Text extract

Section 37(2) provides that 'the provisions of the Code relating to searches, shall so far as may be, apply to searches directed under section 37(1). Reading the two sub-sections together it merely means that the methodology prescribed for carrying out the search provided in section 165 has to be generally followed. The expression 'so far as may be' has always been construed to mean that those provisions may be generally followed to the extent possible. The submission that section 165(1) has been incorporated by pen and ink in section 37(2) has to be negatived in view of the positive language employed in the section that the provisions relating to searches shall so far as may be apply to searches under section 37(1). If section 165(1) was to be incorporated by pen and ink as sub-section (2) of section 37, the legislative draftsmanship will leave no room for doubt by providing that the provisions of the Code of Criminal Procedure, relating to searches shall apply to the searches directed or ordered under section 37(1) except that the power will be exercised by the Director of Enforcement or other officer exercising his power and he will be substituted in place of the Magistrate. The provisions of sub-section (2) of section 37 have not been cast in any such language. It merely provides that the search may be carried out according to the method prescribed in section 165(1). If the duty to record reasons which furnish grounds for entertaining a reasonable belief were to be recorded in advance, the same could have been incorporated in section 37(1), otherwise a simple one-line section would have been sufficient that all searches as required for the purpose of this Act shall be carried out in the manner prescribed in section 165 of the Code by the officer to be set out in the section. In order to give full meaning to the expression 'so far as may be', sub-section (2) of section 37 should be interpreted to mean that broadly the procedure relating to search as enacted in section 165 shall be followed. But, if a deviation becomes necessary to carry out the purposes of the Act in which section 37(1) is incorporated, it would be permissible except that when challenged before a court of law, justification will have to be offered for the deviation. This view will give full play to the expression 'so far as may be'."

41. Finally, their Lordships approved the decision in Seth Gopikisan Agarwal (R. S.) v. R. N. Sen, Assistant Collector of Customs and Central Excise, , and held that it is not obligatory on the part of the department to record reasons which furnish ground for entertaining reasonable belief to be recorded in advance. Their Lordships have said that if that had been the intention of the Legislature, a simple one-line section would have been sufficient that "all searches as required for the purpose of this Act shall be carried out in the manner prescribed in section 165 of the code".

Records for processing
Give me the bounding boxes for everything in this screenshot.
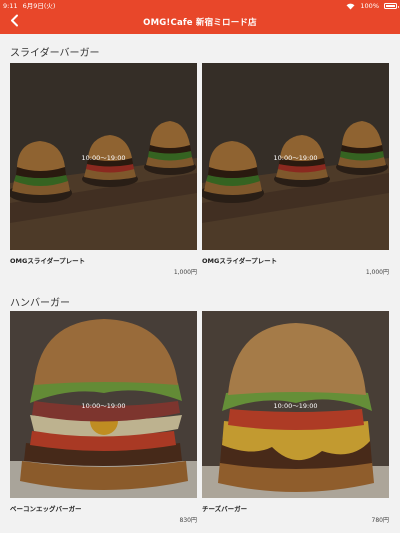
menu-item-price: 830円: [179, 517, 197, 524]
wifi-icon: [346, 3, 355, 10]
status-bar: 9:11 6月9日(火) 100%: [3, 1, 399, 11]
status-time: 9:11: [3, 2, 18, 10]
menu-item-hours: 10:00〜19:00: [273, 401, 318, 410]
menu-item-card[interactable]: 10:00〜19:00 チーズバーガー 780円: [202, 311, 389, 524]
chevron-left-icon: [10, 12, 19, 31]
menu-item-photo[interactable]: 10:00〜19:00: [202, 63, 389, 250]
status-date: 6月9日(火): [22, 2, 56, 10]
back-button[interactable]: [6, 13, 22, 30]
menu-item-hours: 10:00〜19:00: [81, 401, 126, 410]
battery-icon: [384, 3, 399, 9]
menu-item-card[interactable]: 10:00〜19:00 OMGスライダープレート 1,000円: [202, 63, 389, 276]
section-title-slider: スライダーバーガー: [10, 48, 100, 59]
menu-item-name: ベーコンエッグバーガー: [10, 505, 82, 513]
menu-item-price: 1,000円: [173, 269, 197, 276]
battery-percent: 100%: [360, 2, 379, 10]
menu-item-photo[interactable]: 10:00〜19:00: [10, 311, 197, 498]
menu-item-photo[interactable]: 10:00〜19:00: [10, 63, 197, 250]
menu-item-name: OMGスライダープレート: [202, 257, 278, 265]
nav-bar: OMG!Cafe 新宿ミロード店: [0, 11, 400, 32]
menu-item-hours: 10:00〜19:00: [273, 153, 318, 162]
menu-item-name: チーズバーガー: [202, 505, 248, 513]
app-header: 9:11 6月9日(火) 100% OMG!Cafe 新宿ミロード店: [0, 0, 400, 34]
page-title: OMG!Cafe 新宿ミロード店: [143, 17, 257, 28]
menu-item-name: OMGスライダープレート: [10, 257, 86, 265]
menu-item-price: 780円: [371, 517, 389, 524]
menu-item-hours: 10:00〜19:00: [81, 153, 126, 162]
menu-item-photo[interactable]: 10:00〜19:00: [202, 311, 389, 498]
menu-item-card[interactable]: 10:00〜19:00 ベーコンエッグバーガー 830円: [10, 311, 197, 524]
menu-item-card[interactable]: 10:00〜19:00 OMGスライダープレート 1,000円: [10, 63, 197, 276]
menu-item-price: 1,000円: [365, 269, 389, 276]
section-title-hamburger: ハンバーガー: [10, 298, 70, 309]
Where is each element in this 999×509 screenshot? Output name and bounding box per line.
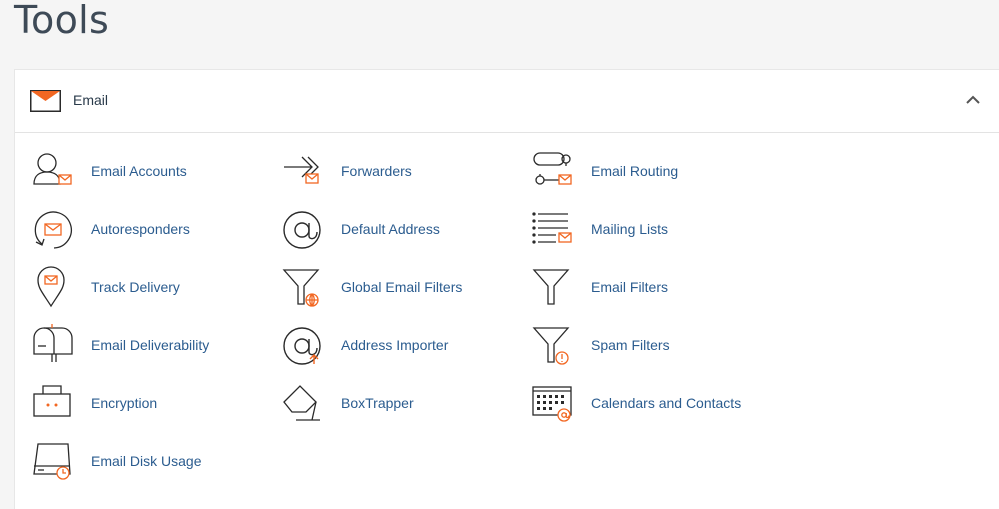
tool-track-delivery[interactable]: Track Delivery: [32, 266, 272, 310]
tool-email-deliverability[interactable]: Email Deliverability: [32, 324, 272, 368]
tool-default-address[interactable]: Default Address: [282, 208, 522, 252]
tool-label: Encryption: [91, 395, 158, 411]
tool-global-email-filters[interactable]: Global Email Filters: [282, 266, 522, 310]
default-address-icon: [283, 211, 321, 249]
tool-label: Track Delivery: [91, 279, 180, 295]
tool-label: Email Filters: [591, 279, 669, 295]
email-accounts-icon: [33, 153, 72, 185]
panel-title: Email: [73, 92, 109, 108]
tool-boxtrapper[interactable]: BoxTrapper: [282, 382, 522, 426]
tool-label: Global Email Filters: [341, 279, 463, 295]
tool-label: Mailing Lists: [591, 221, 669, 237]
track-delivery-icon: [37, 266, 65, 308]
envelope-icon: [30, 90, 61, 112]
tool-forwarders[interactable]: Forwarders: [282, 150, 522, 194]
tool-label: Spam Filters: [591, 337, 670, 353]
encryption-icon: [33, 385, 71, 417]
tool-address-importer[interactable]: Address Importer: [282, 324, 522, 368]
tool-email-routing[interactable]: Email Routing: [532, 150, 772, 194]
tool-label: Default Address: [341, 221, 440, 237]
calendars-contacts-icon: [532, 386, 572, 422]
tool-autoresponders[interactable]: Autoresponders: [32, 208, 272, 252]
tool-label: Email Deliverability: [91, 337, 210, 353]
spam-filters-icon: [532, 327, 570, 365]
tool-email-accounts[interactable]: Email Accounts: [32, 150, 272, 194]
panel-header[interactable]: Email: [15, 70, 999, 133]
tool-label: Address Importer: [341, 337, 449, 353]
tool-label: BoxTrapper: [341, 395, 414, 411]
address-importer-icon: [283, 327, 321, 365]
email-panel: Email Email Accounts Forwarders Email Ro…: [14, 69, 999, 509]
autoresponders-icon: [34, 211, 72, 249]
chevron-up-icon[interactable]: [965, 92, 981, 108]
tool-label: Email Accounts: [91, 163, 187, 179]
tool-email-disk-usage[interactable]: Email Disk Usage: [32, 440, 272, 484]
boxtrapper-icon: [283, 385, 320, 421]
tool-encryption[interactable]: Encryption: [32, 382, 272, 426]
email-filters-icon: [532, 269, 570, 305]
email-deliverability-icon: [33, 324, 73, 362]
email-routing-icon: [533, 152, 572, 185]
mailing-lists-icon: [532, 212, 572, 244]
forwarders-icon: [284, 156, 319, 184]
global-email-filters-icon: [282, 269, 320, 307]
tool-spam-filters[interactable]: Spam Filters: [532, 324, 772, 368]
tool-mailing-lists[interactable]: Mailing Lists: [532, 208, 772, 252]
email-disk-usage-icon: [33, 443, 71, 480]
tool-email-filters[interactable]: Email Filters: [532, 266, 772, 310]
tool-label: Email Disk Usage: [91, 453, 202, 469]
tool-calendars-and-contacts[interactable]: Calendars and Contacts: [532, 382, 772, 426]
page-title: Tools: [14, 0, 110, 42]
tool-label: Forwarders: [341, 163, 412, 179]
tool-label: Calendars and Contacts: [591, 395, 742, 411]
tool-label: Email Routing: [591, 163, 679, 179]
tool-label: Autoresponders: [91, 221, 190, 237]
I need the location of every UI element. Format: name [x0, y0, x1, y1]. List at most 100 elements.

--

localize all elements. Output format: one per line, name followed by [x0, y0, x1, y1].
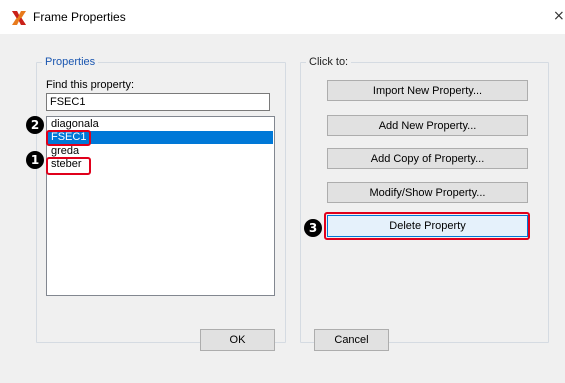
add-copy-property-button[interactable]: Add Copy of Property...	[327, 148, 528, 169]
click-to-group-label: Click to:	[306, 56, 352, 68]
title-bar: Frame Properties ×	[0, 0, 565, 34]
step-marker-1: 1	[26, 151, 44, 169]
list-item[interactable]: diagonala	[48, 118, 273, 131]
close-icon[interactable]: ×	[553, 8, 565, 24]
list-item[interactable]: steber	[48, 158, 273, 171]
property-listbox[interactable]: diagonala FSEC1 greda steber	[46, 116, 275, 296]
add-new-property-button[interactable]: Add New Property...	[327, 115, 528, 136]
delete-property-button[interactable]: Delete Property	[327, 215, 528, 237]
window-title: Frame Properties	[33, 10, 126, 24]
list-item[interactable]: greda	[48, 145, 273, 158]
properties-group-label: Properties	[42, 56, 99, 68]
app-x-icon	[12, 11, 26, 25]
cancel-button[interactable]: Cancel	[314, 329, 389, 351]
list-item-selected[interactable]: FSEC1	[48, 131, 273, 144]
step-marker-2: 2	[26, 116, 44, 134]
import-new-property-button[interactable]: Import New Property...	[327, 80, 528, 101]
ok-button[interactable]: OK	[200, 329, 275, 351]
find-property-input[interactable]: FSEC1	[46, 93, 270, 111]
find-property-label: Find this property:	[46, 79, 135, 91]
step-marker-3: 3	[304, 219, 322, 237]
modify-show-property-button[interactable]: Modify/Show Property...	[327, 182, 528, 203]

Aim 1
According to the legal passage, what has the expression "so far as may be" always been construed to mean?
Aim 2
Reproduce the rows without changes, starting at the row that contains "menu-item-price: 830円: [179, 517, 197, 524]" and ending at the row that contains "Where is each".
The rows have no connection to the legal passage.

Complete output 1
That those provisions may be generally followed to the extent possible.

Complete output 2
menu-item-price: 830円: [179, 517, 197, 524]
wifi-icon: [346, 3, 355, 10]
status-bar: 9:11 6月9日(火) 100%: [3, 1, 399, 11]
status-time: 9:11: [3, 2, 18, 10]
menu-item-hours: 10:00〜19:00: [273, 401, 318, 410]
menu-item-card[interactable]: 10:00〜19:00 チーズバーガー 780円: [202, 311, 389, 524]
chevron-left-icon: [10, 12, 19, 31]
menu-item-photo[interactable]: 10:00〜19:00: [202, 63, 389, 250]
status-date: 6月9日(火): [22, 2, 56, 10]
back-button[interactable]: [6, 13, 22, 30]
menu-item-hours: 10:00〜19:00: [81, 401, 126, 410]
battery-icon: [384, 3, 399, 9]
menu-item-card[interactable]: 10:00〜19:00 OMGスライダープレート 1,000円: [202, 63, 389, 276]
section-title-slider: スライダーバーガー: [10, 48, 100, 59]
menu-item-name: ベーコンエッグバーガー: [10, 505, 82, 513]
menu-item-price: 1,000円: [173, 269, 197, 276]
battery-percent: 100%: [360, 2, 379, 10]
menu-item-photo[interactable]: 10:00〜19:00: [10, 311, 197, 498]
menu-item-photo[interactable]: 10:00〜19:00: [10, 63, 197, 250]
menu-item-name: OMGスライダープレート: [202, 257, 278, 265]
nav-bar: OMG!Cafe 新宿ミロード店: [0, 11, 400, 32]
menu-item-hours: 10:00〜19:00: [273, 153, 318, 162]
menu-item-name: チーズバーガー: [202, 505, 248, 513]
app-header: 9:11 6月9日(火) 100% OMG!Cafe 新宿ミロード店: [0, 0, 400, 34]
page-title: OMG!Cafe 新宿ミロード店: [143, 17, 257, 28]
menu-item-name: OMGスライダープレート: [10, 257, 86, 265]
menu-item-price: 780円: [371, 517, 389, 524]
menu-item-hours: 10:00〜19:00: [81, 153, 126, 162]
menu-item-photo[interactable]: 10:00〜19:00: [202, 311, 389, 498]
menu-item-card[interactable]: 10:00〜19:00 ベーコンエッグバーガー 830円: [10, 311, 197, 524]
menu-item-card[interactable]: 10:00〜19:00 OMGスライダープレート 1,000円: [10, 63, 197, 276]
menu-item-price: 1,000円: [365, 269, 389, 276]
section-title-hamburger: ハンバーガー: [10, 298, 70, 309]
Where is each element in this 999×509 screenshot? Output name and bounding box per line.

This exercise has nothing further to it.